(Stored data)
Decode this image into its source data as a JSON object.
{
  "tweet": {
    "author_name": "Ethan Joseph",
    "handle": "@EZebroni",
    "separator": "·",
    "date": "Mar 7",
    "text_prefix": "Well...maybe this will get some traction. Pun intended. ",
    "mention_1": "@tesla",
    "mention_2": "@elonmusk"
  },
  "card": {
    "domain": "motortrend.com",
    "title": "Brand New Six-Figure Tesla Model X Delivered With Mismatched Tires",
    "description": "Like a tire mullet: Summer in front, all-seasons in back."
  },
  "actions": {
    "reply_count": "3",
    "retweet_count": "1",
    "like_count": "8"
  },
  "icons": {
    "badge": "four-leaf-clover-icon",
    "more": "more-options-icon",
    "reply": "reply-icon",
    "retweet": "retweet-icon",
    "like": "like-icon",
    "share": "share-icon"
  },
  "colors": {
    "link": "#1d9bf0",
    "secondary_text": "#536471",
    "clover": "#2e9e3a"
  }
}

## [To be done]
Output the data above exactly, please, line for line.

## [The completed task]
Decode this image into its source data as a JSON object.
{
  "tweet": {
    "author_name": "Ethan Joseph",
    "handle": "@EZebroni",
    "separator": "·",
    "date": "Mar 7",
    "text_prefix": "Well...maybe this will get some traction. Pun intended. ",
    "mention_1": "@tesla",
    "mention_2": "@elonmusk"
  },
  "card": {
    "domain": "motortrend.com",
    "title": "Brand New Six-Figure Tesla Model X Delivered With Mismatched Tires",
    "description": "Like a tire mullet: Summer in front, all-seasons in back."
  },
  "actions": {
    "reply_count": "3",
    "retweet_count": "1",
    "like_count": "8"
  },
  "icons": {
    "badge": "four-leaf-clover-icon",
    "more": "more-options-icon",
    "reply": "reply-icon",
    "retweet": "retweet-icon",
    "like": "like-icon",
    "share": "share-icon"
  },
  "colors": {
    "link": "#1d9bf0",
    "secondary_text": "#536471",
    "clover": "#2e9e3a"
  }
}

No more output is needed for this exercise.